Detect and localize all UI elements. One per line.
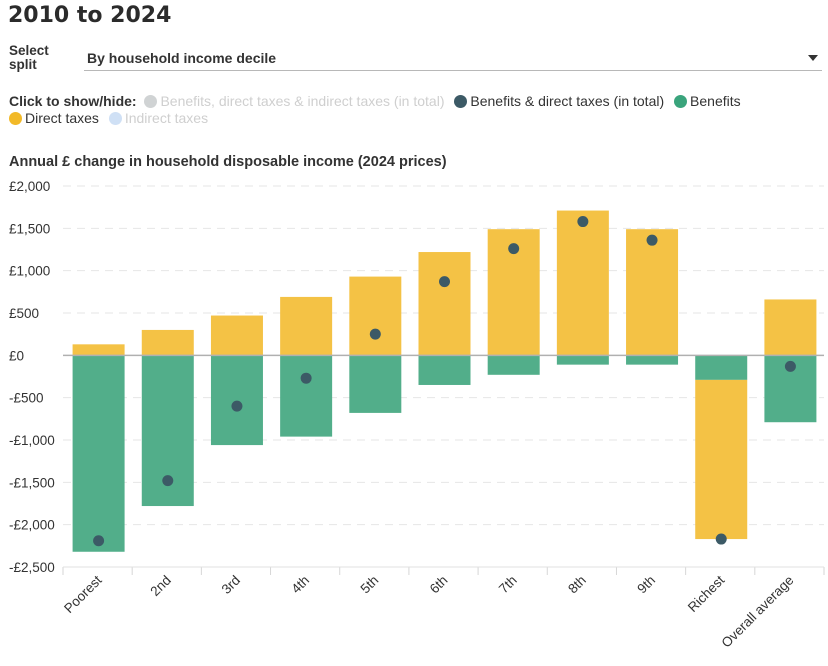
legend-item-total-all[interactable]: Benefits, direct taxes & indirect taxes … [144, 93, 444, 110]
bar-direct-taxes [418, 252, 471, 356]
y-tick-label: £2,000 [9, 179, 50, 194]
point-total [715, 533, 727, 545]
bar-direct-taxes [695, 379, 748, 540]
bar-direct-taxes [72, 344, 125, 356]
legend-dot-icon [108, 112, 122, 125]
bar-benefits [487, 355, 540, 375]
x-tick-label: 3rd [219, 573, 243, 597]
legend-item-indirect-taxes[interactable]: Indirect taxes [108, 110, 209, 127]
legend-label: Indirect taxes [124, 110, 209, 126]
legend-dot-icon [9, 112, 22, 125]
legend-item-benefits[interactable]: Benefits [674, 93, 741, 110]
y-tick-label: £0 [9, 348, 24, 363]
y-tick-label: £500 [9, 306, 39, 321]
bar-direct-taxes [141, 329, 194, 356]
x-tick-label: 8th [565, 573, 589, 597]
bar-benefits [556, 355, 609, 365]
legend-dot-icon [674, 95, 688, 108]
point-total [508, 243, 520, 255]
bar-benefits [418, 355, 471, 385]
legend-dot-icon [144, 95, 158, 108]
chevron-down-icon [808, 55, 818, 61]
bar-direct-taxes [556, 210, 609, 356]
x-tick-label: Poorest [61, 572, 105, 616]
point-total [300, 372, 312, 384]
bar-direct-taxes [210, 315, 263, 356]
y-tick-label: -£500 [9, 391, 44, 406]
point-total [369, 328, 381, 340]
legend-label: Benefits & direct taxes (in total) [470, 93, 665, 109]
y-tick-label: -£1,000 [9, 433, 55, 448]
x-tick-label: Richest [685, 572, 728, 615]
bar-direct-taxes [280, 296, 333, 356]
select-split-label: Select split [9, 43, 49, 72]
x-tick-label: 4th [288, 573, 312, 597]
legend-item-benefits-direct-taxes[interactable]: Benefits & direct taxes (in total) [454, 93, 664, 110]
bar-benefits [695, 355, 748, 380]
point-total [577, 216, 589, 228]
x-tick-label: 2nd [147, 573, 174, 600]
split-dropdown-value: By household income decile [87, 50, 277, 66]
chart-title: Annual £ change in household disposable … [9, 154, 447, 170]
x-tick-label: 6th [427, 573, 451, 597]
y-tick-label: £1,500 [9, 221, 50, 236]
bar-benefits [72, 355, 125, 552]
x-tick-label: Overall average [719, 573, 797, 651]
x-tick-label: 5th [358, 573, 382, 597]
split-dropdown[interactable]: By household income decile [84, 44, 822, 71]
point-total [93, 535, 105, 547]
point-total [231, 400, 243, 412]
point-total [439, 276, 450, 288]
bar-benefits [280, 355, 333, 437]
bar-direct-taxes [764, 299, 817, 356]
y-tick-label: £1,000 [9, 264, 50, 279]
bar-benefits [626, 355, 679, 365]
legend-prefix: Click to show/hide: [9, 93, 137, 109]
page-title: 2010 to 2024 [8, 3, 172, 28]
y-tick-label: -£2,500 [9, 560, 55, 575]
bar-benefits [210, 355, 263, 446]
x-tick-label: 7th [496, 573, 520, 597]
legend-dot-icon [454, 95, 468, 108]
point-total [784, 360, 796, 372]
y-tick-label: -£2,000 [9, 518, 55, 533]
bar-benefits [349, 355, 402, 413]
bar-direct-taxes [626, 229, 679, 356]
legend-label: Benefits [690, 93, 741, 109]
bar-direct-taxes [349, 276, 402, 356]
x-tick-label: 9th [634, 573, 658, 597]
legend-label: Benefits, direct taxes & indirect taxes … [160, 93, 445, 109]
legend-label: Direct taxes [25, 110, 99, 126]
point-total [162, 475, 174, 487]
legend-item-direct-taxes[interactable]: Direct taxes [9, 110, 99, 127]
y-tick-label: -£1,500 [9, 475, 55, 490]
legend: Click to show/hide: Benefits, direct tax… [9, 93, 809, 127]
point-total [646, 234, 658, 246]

---

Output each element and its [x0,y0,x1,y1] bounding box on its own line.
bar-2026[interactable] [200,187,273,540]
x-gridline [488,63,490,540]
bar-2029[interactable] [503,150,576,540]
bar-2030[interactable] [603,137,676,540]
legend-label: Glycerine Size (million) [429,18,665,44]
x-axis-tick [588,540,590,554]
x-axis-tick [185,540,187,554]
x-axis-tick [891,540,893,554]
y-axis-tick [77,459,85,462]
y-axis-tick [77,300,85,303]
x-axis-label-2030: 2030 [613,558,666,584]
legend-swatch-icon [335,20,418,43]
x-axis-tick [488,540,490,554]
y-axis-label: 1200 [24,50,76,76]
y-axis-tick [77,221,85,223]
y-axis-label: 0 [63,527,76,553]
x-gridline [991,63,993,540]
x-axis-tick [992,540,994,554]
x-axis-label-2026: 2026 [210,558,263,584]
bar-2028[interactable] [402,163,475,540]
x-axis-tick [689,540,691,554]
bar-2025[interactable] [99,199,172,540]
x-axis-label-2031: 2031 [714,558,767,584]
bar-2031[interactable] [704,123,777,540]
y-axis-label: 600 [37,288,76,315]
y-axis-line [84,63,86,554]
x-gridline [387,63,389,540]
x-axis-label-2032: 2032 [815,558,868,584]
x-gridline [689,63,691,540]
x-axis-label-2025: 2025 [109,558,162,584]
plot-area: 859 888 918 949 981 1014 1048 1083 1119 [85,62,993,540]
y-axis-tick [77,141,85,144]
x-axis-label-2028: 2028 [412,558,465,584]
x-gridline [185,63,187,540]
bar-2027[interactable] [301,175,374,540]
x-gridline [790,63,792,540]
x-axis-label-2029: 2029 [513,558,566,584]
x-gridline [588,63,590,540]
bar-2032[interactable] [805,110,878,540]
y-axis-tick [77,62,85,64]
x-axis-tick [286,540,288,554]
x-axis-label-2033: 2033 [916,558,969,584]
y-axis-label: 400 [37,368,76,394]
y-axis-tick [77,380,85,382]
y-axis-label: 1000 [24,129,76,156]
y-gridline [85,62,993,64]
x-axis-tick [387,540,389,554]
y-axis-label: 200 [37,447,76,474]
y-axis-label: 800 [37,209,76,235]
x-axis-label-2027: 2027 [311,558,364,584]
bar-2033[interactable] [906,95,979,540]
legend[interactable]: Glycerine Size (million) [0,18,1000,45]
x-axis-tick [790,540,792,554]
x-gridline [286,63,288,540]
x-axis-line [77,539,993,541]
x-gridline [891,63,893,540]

PROBLEM TO WORK ON:
Retype the data above from the line containing "Output each element" through the line containing "x-axis-tick [488,540,490,554]", copying every line in that span unchanged, with both of those lines included.

EXPECTED ANSWER:
Output each element and its [x0,y0,x1,y1] bounding box on its own line.
bar-2026[interactable] [200,187,273,540]
x-gridline [488,63,490,540]
bar-2029[interactable] [503,150,576,540]
bar-2030[interactable] [603,137,676,540]
legend-label: Glycerine Size (million) [429,18,665,44]
x-axis-tick [588,540,590,554]
x-axis-tick [185,540,187,554]
x-axis-tick [891,540,893,554]
y-axis-tick [77,459,85,462]
y-axis-tick [77,300,85,303]
x-axis-label-2030: 2030 [613,558,666,584]
legend-swatch-icon [335,20,418,43]
x-axis-tick [488,540,490,554]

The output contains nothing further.